The exercise: Your task is to copy the listing exactly, with the pictures left out.

--- BEGIN Recorded data ---

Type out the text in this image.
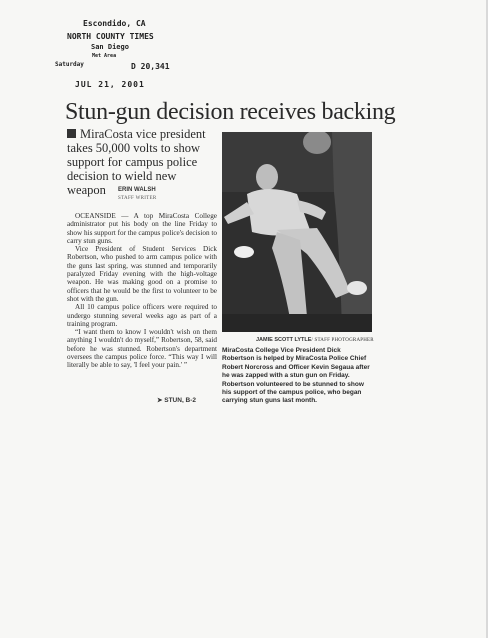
Escondido, CA
NORTH COUNTY TIMES
San Diego
Met Area
Saturday	D 20,341
JUL 21, 2001
Stun-gun decision receives backing
MiraCosta vice president takes 50,000 volts to show support for campus police decision to wield new weapon	ERIN WALSH
STAFF WRITER

OCEANSIDE — A top MiraCosta College administrator put his body on the line Friday to show his support for the campus police's decision to carry stun guns.

Vice President of Student Services Dick Robertson, who pushed to arm campus police with the guns last spring, was stunned and temporarily paralyzed Friday evening with the high-voltage weapon. He was making good on a promise to officers that he would be the first to volunteer to be shot with the gun.

All 10 campus police officers were required to undergo stunning several weeks ago as part of a training program.

“I want them to know I wouldn't wish on them anything I wouldn't do myself,” Robertson, 58, said before he was stunned. Robertson's department oversees the campus police force. “This way I will literally be able to say, 'I feel your pain.' ”

➤ STUN, B-2
JAMIE SCOTT LYTLE/ STAFF PHOTOGRAPHER
MiraCosta College Vice President Dick Robertson is helped by MiraCosta Police Chief Robert Norcross and Officer Kevin Segaua after he was zapped with a stun gun on Friday. Robertson volunteered to be stunned to show his support of the campus police, who began carrying stun guns last month.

--- END Recorded data ---

Completed task:
Type out the text in this image.
Escondido, CA
NORTH COUNTY TIMES
San Diego
Met Area
Saturday	D 20,341
JUL 21, 2001
Stun-gun decision receives backing
MiraCosta vice president takes 50,000 volts to show support for campus police decision to wield new weapon	ERIN WALSH
STAFF WRITER

OCEANSIDE — A top MiraCosta College administrator put his body on the line Friday to show his support for the campus police's decision to carry stun guns.

Vice President of Student Services Dick Robertson, who pushed to arm campus police with the guns last spring, was stunned and temporarily paralyzed Friday evening with the high-voltage weapon. He was making good on a promise to officers that he would be the first to volunteer to be shot with the gun.

All 10 campus police officers were required to undergo stunning several weeks ago as part of a training program.

“I want them to know I wouldn't wish on them anything I wouldn't do myself,” Robertson, 58, said before he was stunned. Robertson's department oversees the campus police force. “This way I will literally be able to say, 'I feel your pain.' ”

➤ STUN, B-2
JAMIE SCOTT LYTLE/ STAFF PHOTOGRAPHER
MiraCosta College Vice President Dick Robertson is helped by MiraCosta Police Chief Robert Norcross and Officer Kevin Segaua after he was zapped with a stun gun on Friday. Robertson volunteered to be stunned to show his support of the campus police, who began carrying stun guns last month.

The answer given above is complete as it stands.